The exercise asks for every line of the data to be reproduced exactly.

-- BEGIN Stored data --

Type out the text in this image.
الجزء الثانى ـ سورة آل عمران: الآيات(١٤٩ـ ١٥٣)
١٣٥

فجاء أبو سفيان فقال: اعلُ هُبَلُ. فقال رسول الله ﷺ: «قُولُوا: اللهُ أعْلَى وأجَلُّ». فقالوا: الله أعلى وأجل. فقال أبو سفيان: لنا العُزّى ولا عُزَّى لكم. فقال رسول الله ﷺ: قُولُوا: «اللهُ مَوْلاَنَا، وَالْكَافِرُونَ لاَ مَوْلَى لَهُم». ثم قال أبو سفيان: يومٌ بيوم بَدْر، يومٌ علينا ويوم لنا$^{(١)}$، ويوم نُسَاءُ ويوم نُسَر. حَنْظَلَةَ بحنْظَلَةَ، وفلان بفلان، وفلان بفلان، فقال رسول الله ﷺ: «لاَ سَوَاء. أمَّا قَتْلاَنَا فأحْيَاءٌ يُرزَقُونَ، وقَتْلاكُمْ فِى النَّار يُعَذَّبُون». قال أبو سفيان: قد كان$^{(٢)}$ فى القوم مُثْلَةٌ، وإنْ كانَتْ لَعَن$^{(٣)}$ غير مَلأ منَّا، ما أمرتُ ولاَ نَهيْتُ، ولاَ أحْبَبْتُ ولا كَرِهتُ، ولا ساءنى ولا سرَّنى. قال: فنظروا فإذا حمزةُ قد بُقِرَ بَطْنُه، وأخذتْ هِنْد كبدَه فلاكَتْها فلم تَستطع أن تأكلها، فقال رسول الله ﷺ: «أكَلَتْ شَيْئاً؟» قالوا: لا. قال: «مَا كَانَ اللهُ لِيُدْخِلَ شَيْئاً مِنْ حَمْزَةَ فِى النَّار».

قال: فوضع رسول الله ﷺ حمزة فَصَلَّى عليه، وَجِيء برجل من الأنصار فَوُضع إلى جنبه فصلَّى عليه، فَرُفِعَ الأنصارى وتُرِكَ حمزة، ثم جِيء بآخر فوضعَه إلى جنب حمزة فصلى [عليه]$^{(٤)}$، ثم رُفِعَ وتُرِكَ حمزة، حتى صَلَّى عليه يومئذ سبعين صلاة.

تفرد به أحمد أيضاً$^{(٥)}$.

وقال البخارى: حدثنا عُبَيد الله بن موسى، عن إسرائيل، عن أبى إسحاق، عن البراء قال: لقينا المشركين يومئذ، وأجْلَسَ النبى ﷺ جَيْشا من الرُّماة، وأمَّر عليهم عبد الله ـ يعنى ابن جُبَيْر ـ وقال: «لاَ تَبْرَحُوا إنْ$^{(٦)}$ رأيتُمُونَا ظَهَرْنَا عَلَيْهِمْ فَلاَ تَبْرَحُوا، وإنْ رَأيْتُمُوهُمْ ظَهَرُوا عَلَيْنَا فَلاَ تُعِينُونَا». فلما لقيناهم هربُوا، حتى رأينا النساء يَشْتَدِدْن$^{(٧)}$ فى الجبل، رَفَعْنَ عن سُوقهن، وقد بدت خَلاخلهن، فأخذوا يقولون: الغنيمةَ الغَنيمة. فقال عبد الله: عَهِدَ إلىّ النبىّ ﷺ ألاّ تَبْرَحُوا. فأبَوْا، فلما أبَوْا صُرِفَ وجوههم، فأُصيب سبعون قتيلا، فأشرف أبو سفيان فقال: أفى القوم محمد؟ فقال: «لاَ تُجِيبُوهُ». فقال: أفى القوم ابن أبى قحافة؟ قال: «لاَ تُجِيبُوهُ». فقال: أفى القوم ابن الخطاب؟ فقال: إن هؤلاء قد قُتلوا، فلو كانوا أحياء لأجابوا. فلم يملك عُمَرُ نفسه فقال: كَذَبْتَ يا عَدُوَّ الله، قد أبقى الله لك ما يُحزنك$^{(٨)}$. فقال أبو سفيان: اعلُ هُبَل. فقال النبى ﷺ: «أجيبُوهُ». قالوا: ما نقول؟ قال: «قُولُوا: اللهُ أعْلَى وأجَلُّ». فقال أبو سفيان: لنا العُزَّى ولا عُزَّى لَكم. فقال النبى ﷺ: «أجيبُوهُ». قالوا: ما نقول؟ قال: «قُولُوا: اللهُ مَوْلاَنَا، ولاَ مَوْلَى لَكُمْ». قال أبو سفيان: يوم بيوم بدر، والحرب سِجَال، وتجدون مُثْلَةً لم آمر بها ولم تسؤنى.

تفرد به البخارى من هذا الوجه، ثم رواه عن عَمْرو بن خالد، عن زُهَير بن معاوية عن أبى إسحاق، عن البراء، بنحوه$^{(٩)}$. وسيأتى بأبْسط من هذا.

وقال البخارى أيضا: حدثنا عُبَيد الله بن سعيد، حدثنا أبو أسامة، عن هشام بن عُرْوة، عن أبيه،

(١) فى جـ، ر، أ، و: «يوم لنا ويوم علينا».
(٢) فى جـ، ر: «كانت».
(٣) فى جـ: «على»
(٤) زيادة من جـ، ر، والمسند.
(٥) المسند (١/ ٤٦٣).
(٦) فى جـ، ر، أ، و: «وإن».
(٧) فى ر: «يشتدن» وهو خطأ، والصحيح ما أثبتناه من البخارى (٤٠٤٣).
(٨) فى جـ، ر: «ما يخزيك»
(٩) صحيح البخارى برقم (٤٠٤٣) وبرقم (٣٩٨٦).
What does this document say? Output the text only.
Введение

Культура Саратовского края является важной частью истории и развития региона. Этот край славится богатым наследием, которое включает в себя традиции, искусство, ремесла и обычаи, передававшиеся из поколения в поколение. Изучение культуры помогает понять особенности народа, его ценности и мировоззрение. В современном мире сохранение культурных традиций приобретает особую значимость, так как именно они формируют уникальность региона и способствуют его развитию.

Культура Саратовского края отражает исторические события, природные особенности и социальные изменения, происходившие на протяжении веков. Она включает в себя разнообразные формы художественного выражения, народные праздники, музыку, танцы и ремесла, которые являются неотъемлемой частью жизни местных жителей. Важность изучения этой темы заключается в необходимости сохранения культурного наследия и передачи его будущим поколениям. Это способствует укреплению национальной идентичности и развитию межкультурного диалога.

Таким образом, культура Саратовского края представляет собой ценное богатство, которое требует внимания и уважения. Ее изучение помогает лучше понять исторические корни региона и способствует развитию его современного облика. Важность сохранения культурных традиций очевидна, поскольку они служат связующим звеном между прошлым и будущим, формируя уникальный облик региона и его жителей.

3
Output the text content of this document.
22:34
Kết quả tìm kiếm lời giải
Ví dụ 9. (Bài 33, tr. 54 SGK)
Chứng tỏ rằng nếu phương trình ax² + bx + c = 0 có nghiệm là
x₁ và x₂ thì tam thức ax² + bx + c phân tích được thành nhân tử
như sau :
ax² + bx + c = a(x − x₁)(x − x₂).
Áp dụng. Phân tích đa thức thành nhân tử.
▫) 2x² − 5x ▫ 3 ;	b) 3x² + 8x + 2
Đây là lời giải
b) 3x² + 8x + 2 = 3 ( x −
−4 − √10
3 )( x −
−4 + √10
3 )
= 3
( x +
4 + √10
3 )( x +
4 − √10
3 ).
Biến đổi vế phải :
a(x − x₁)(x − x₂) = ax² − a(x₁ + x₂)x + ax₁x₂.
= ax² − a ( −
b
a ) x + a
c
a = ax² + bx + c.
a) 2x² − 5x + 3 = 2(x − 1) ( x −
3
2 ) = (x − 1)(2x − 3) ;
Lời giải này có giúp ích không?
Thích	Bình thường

-- END Stored data --

**Task answer:**
Type out the text in this image.
الجزء الثانى ـ سورة آل عمران: الآيات(١٤٩ـ ١٥٣)
١٣٥

فجاء أبو سفيان فقال: اعلُ هُبَلُ. فقال رسول الله ﷺ: «قُولُوا: اللهُ أعْلَى وأجَلُّ». فقالوا: الله أعلى وأجل. فقال أبو سفيان: لنا العُزّى ولا عُزَّى لكم. فقال رسول الله ﷺ: قُولُوا: «اللهُ مَوْلاَنَا، وَالْكَافِرُونَ لاَ مَوْلَى لَهُم». ثم قال أبو سفيان: يومٌ بيوم بَدْر، يومٌ علينا ويوم لنا$^{(١)}$، ويوم نُسَاءُ ويوم نُسَر. حَنْظَلَةَ بحنْظَلَةَ، وفلان بفلان، وفلان بفلان، فقال رسول الله ﷺ: «لاَ سَوَاء. أمَّا قَتْلاَنَا فأحْيَاءٌ يُرزَقُونَ، وقَتْلاكُمْ فِى النَّار يُعَذَّبُون». قال أبو سفيان: قد كان$^{(٢)}$ فى القوم مُثْلَةٌ، وإنْ كانَتْ لَعَن$^{(٣)}$ غير مَلأ منَّا، ما أمرتُ ولاَ نَهيْتُ، ولاَ أحْبَبْتُ ولا كَرِهتُ، ولا ساءنى ولا سرَّنى. قال: فنظروا فإذا حمزةُ قد بُقِرَ بَطْنُه، وأخذتْ هِنْد كبدَه فلاكَتْها فلم تَستطع أن تأكلها، فقال رسول الله ﷺ: «أكَلَتْ شَيْئاً؟» قالوا: لا. قال: «مَا كَانَ اللهُ لِيُدْخِلَ شَيْئاً مِنْ حَمْزَةَ فِى النَّار».

قال: فوضع رسول الله ﷺ حمزة فَصَلَّى عليه، وَجِيء برجل من الأنصار فَوُضع إلى جنبه فصلَّى عليه، فَرُفِعَ الأنصارى وتُرِكَ حمزة، ثم جِيء بآخر فوضعَه إلى جنب حمزة فصلى [عليه]$^{(٤)}$، ثم رُفِعَ وتُرِكَ حمزة، حتى صَلَّى عليه يومئذ سبعين صلاة.

تفرد به أحمد أيضاً$^{(٥)}$.

وقال البخارى: حدثنا عُبَيد الله بن موسى، عن إسرائيل، عن أبى إسحاق، عن البراء قال: لقينا المشركين يومئذ، وأجْلَسَ النبى ﷺ جَيْشا من الرُّماة، وأمَّر عليهم عبد الله ـ يعنى ابن جُبَيْر ـ وقال: «لاَ تَبْرَحُوا إنْ$^{(٦)}$ رأيتُمُونَا ظَهَرْنَا عَلَيْهِمْ فَلاَ تَبْرَحُوا، وإنْ رَأيْتُمُوهُمْ ظَهَرُوا عَلَيْنَا فَلاَ تُعِينُونَا». فلما لقيناهم هربُوا، حتى رأينا النساء يَشْتَدِدْن$^{(٧)}$ فى الجبل، رَفَعْنَ عن سُوقهن، وقد بدت خَلاخلهن، فأخذوا يقولون: الغنيمةَ الغَنيمة. فقال عبد الله: عَهِدَ إلىّ النبىّ ﷺ ألاّ تَبْرَحُوا. فأبَوْا، فلما أبَوْا صُرِفَ وجوههم، فأُصيب سبعون قتيلا، فأشرف أبو سفيان فقال: أفى القوم محمد؟ فقال: «لاَ تُجِيبُوهُ». فقال: أفى القوم ابن أبى قحافة؟ قال: «لاَ تُجِيبُوهُ». فقال: أفى القوم ابن الخطاب؟ فقال: إن هؤلاء قد قُتلوا، فلو كانوا أحياء لأجابوا. فلم يملك عُمَرُ نفسه فقال: كَذَبْتَ يا عَدُوَّ الله، قد أبقى الله لك ما يُحزنك$^{(٨)}$. فقال أبو سفيان: اعلُ هُبَل. فقال النبى ﷺ: «أجيبُوهُ». قالوا: ما نقول؟ قال: «قُولُوا: اللهُ أعْلَى وأجَلُّ». فقال أبو سفيان: لنا العُزَّى ولا عُزَّى لَكم. فقال النبى ﷺ: «أجيبُوهُ». قالوا: ما نقول؟ قال: «قُولُوا: اللهُ مَوْلاَنَا، ولاَ مَوْلَى لَكُمْ». قال أبو سفيان: يوم بيوم بدر، والحرب سِجَال، وتجدون مُثْلَةً لم آمر بها ولم تسؤنى.

تفرد به البخارى من هذا الوجه، ثم رواه عن عَمْرو بن خالد، عن زُهَير بن معاوية عن أبى إسحاق، عن البراء، بنحوه$^{(٩)}$. وسيأتى بأبْسط من هذا.

وقال البخارى أيضا: حدثنا عُبَيد الله بن سعيد، حدثنا أبو أسامة، عن هشام بن عُرْوة، عن أبيه،

(١) فى جـ، ر، أ، و: «يوم لنا ويوم علينا».
(٢) فى جـ، ر: «كانت».
(٣) فى جـ: «على»
(٤) زيادة من جـ، ر، والمسند.
(٥) المسند (١/ ٤٦٣).
(٦) فى جـ، ر، أ، و: «وإن».
(٧) فى ر: «يشتدن» وهو خطأ، والصحيح ما أثبتناه من البخارى (٤٠٤٣).
(٨) فى جـ، ر: «ما يخزيك»
(٩) صحيح البخارى برقم (٤٠٤٣) وبرقم (٣٩٨٦).
What does this document say? Output the text only.
Введение

Культура Саратовского края является важной частью истории и развития региона. Этот край славится богатым наследием, которое включает в себя традиции, искусство, ремесла и обычаи, передававшиеся из поколения в поколение. Изучение культуры помогает понять особенности народа, его ценности и мировоззрение. В современном мире сохранение культурных традиций приобретает особую значимость, так как именно они формируют уникальность региона и способствуют его развитию.

Культура Саратовского края отражает исторические события, природные особенности и социальные изменения, происходившие на протяжении веков. Она включает в себя разнообразные формы художественного выражения, народные праздники, музыку, танцы и ремесла, которые являются неотъемлемой частью жизни местных жителей. Важность изучения этой темы заключается в необходимости сохранения культурного наследия и передачи его будущим поколениям. Это способствует укреплению национальной идентичности и развитию межкультурного диалога.

Таким образом, культура Саратовского края представляет собой ценное богатство, которое требует внимания и уважения. Ее изучение помогает лучше понять исторические корни региона и способствует развитию его современного облика. Важность сохранения культурных традиций очевидна, поскольку они служат связующим звеном между прошлым и будущим, формируя уникальный облик региона и его жителей.

3
Output the text content of this document.
22:34
Kết quả tìm kiếm lời giải
Ví dụ 9. (Bài 33, tr. 54 SGK)
Chứng tỏ rằng nếu phương trình ax² + bx + c = 0 có nghiệm là
x₁ và x₂ thì tam thức ax² + bx + c phân tích được thành nhân tử
như sau :
ax² + bx + c = a(x − x₁)(x − x₂).
Áp dụng. Phân tích đa thức thành nhân tử.
▫) 2x² − 5x ▫ 3 ;	b) 3x² + 8x + 2
Đây là lời giải
b) 3x² + 8x + 2 = 3 ( x −
−4 − √10
3 )( x −
−4 + √10
3 )
= 3
( x +
4 + √10
3 )( x +
4 − √10
3 ).
Biến đổi vế phải :
a(x − x₁)(x − x₂) = ax² − a(x₁ + x₂)x + ax₁x₂.
= ax² − a ( −
b
a ) x + a
c
a = ax² + bx + c.
a) 2x² − 5x + 3 = 2(x − 1) ( x −
3
2 ) = (x − 1)(2x − 3) ;
Lời giải này có giúp ích không?
Thích	Bình thường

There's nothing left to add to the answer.